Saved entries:
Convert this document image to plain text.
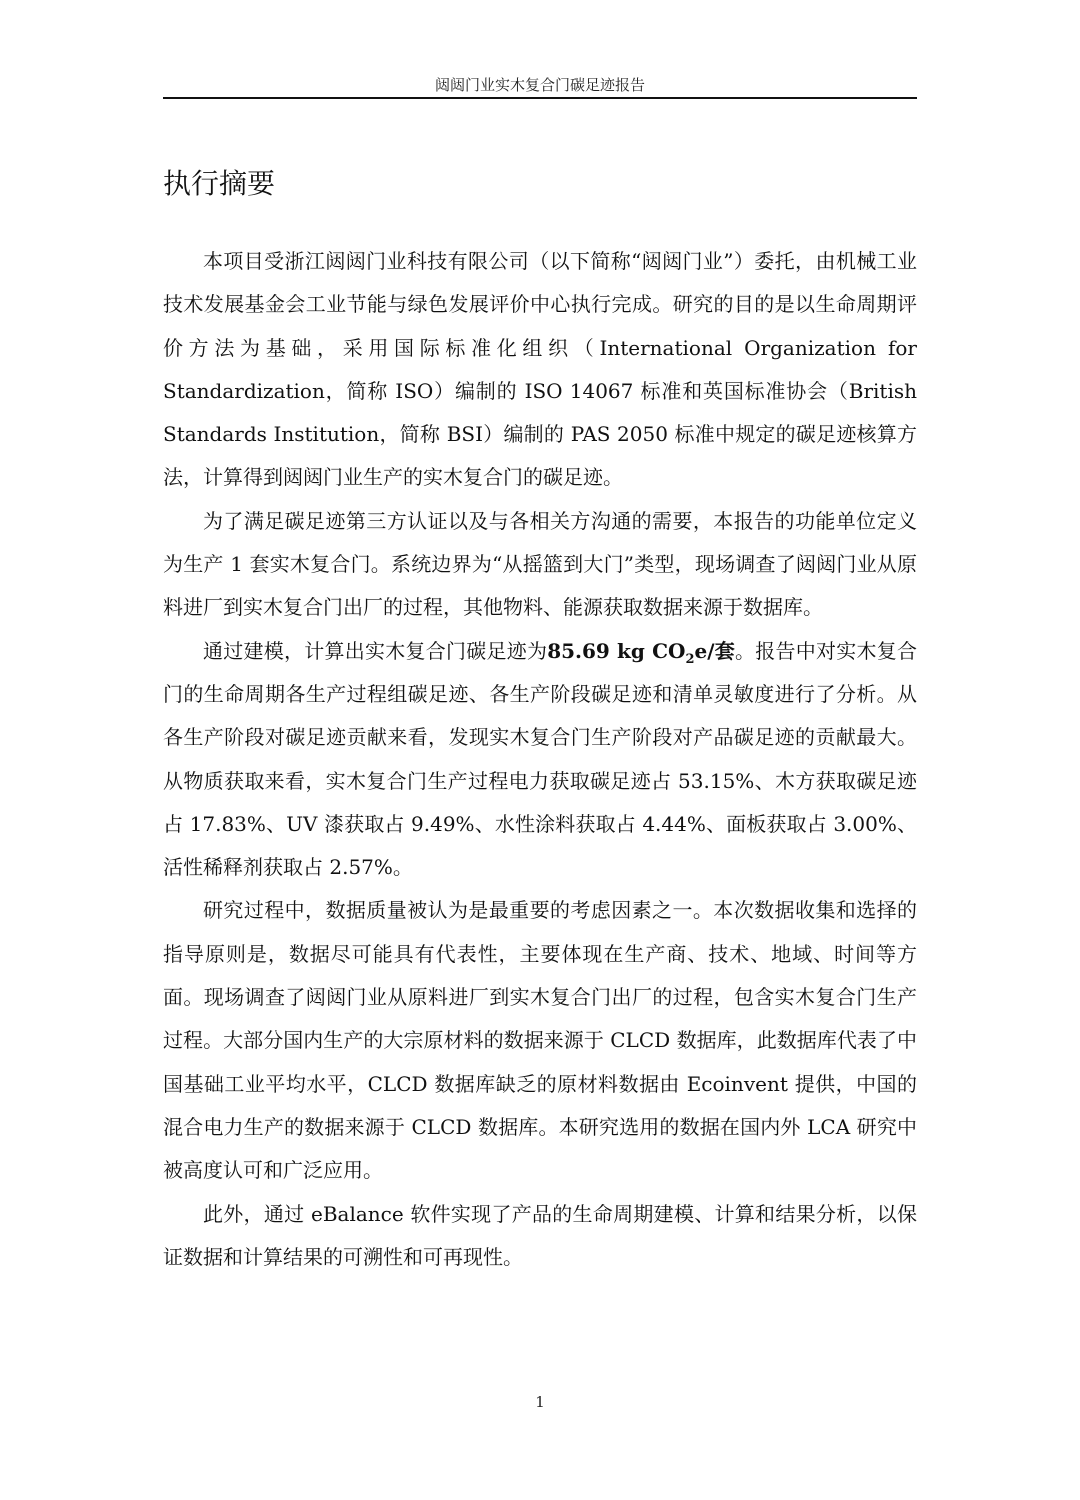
闼闼门业实木复合门碳足迹报告
执行摘要

本项目受浙江闼闼门业科技有限公司（以下简称“闼闼门业”）委托，由机械工业技术发展基金会工业节能与绿色发展评价中心执行完成。研究的目的是以生命周期评价方法为基础，采用国际标准化组织（International Organization for Standardization，简称 ISO）编制的 ISO 14067 标准和英国标准协会（British Standards Institution，简称 BSI）编制的 PAS 2050 标准中规定的碳足迹核算方法，计算得到闼闼门业生产的实木复合门的碳足迹。

为了满足碳足迹第三方认证以及与各相关方沟通的需要，本报告的功能单位定义为生产 1 套实木复合门。系统边界为“从摇篮到大门”类型，现场调查了闼闼门业从原料进厂到实木复合门出厂的过程，其他物料、能源获取数据来源于数据库。

通过建模，计算出实木复合门碳足迹为85.69 kg $CO_2e/$套。报告中对实木复合门的生命周期各生产过程组碳足迹、各生产阶段碳足迹和清单灵敏度进行了分析。从各生产阶段对碳足迹贡献来看，发现实木复合门生产阶段对产品碳足迹的贡献最大。从物质获取来看，实木复合门生产过程电力获取碳足迹占 53.15%、木方获取碳足迹占 17.83%、UV 漆获取占 9.49%、水性涂料获取占 4.44%、面板获取占 3.00%、活性稀释剂获取占 2.57%。

研究过程中，数据质量被认为是最重要的考虑因素之一。本次数据收集和选择的指导原则是，数据尽可能具有代表性，主要体现在生产商、技术、地域、时间等方面。现场调查了闼闼门业从原料进厂到实木复合门出厂的过程，包含实木复合门生产过程。大部分国内生产的大宗原材料的数据来源于 CLCD 数据库，此数据库代表了中国基础工业平均水平，CLCD 数据库缺乏的原材料数据由 Ecoinvent 提供，中国的混合电力生产的数据来源于 CLCD 数据库。本研究选用的数据在国内外 LCA 研究中被高度认可和广泛应用。

此外，通过 eBalance 软件实现了产品的生命周期建模、计算和结果分析，以保证数据和计算结果的可溯性和可再现性。

1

* _What you should do_
Write every entry out again exactly, dropping the pictures.

* _Reply_
Convert this document image to plain text.
闼闼门业实木复合门碳足迹报告
执行摘要

本项目受浙江闼闼门业科技有限公司（以下简称“闼闼门业”）委托，由机械工业技术发展基金会工业节能与绿色发展评价中心执行完成。研究的目的是以生命周期评价方法为基础，采用国际标准化组织（International Organization for Standardization，简称 ISO）编制的 ISO 14067 标准和英国标准协会（British Standards Institution，简称 BSI）编制的 PAS 2050 标准中规定的碳足迹核算方法，计算得到闼闼门业生产的实木复合门的碳足迹。

为了满足碳足迹第三方认证以及与各相关方沟通的需要，本报告的功能单位定义为生产 1 套实木复合门。系统边界为“从摇篮到大门”类型，现场调查了闼闼门业从原料进厂到实木复合门出厂的过程，其他物料、能源获取数据来源于数据库。

通过建模，计算出实木复合门碳足迹为85.69 kg $CO_2e/$套。报告中对实木复合门的生命周期各生产过程组碳足迹、各生产阶段碳足迹和清单灵敏度进行了分析。从各生产阶段对碳足迹贡献来看，发现实木复合门生产阶段对产品碳足迹的贡献最大。从物质获取来看，实木复合门生产过程电力获取碳足迹占 53.15%、木方获取碳足迹占 17.83%、UV 漆获取占 9.49%、水性涂料获取占 4.44%、面板获取占 3.00%、活性稀释剂获取占 2.57%。

研究过程中，数据质量被认为是最重要的考虑因素之一。本次数据收集和选择的指导原则是，数据尽可能具有代表性，主要体现在生产商、技术、地域、时间等方面。现场调查了闼闼门业从原料进厂到实木复合门出厂的过程，包含实木复合门生产过程。大部分国内生产的大宗原材料的数据来源于 CLCD 数据库，此数据库代表了中国基础工业平均水平，CLCD 数据库缺乏的原材料数据由 Ecoinvent 提供，中国的混合电力生产的数据来源于 CLCD 数据库。本研究选用的数据在国内外 LCA 研究中被高度认可和广泛应用。

此外，通过 eBalance 软件实现了产品的生命周期建模、计算和结果分析，以保证数据和计算结果的可溯性和可再现性。

1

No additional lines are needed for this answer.